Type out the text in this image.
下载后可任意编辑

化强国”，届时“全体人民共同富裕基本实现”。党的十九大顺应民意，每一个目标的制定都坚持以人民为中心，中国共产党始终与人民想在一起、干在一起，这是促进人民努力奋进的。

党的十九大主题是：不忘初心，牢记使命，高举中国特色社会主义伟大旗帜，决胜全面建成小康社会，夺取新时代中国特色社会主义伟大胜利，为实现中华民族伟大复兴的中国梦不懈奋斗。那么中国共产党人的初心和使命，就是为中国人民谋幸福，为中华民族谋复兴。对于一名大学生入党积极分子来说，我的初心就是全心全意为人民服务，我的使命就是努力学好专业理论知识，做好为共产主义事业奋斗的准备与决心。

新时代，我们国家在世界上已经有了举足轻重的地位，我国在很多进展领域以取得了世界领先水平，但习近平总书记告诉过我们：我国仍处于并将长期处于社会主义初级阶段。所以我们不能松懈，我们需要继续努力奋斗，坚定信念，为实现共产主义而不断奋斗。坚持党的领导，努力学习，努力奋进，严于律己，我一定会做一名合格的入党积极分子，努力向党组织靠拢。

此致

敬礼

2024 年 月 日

--

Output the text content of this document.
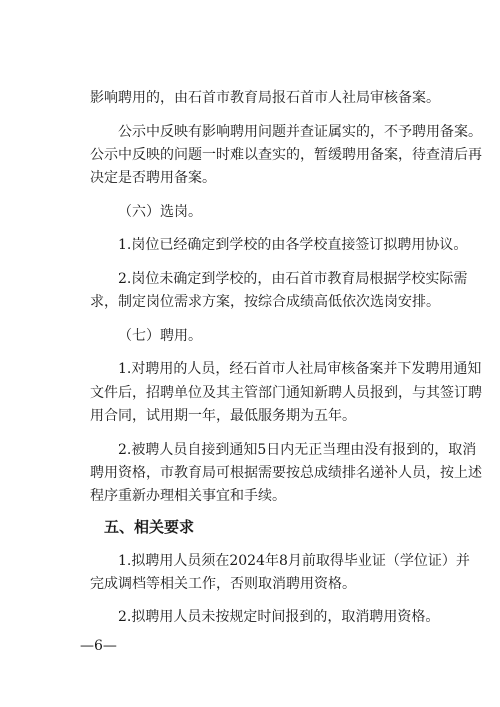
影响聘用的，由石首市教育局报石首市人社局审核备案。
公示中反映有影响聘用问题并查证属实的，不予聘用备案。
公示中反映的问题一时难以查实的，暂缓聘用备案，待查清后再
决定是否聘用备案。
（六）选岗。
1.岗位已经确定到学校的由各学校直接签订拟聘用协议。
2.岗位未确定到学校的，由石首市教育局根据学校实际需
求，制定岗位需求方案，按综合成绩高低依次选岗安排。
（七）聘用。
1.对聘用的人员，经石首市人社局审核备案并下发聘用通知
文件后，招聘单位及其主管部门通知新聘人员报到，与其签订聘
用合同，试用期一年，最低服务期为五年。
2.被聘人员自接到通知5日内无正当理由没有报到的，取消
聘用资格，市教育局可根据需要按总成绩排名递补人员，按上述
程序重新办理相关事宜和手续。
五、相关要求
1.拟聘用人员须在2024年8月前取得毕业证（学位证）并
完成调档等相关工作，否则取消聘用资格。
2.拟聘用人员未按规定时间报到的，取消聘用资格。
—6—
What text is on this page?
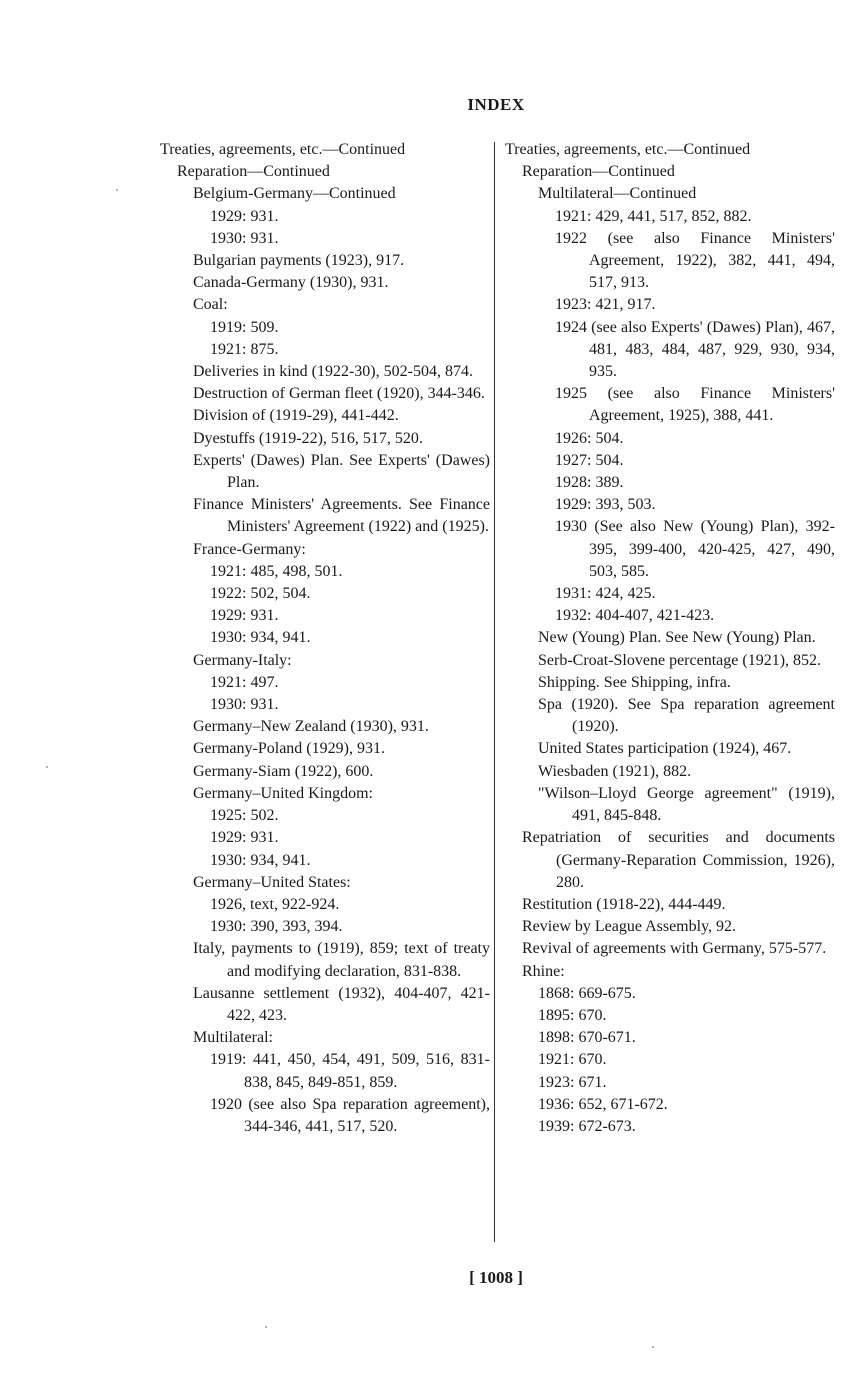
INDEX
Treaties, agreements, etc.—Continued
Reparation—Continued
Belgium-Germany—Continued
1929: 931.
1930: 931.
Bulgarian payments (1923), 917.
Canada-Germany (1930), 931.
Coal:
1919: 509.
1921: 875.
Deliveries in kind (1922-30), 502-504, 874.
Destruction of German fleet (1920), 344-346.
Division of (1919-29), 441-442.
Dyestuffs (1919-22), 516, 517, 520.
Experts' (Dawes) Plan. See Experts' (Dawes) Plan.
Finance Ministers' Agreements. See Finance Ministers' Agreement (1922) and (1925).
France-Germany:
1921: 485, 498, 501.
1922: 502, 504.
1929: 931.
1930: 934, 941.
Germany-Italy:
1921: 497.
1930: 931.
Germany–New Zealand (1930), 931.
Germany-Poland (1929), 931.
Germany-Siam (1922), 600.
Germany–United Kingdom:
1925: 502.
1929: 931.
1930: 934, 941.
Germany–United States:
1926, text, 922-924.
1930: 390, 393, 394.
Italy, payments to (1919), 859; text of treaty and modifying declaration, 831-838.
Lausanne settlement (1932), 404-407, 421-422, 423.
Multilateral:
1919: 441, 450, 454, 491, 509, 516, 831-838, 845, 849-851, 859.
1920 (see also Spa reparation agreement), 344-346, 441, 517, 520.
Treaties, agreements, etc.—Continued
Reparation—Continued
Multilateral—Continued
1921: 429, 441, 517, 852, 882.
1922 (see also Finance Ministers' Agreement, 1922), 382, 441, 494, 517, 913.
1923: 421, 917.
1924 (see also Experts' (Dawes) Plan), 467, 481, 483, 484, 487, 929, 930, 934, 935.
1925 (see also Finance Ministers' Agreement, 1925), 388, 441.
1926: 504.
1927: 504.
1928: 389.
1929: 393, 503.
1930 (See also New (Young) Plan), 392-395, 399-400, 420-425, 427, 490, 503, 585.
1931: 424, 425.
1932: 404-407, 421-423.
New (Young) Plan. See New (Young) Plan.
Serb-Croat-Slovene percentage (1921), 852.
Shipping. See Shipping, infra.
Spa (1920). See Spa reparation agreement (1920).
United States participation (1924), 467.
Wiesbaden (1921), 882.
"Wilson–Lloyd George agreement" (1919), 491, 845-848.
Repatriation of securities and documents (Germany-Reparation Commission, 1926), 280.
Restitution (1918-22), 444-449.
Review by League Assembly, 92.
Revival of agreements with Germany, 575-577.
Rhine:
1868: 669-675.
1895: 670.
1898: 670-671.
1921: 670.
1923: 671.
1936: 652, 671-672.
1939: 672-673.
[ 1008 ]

--

» GIVEN REQUEST
Identify the lines above with the word "payments". Copy them.

» OUTPUT FOR THIS TASK
Bulgarian payments (1923), 917.
Italy, payments to (1919), 859; text of treaty and modifying declaration, 831-838.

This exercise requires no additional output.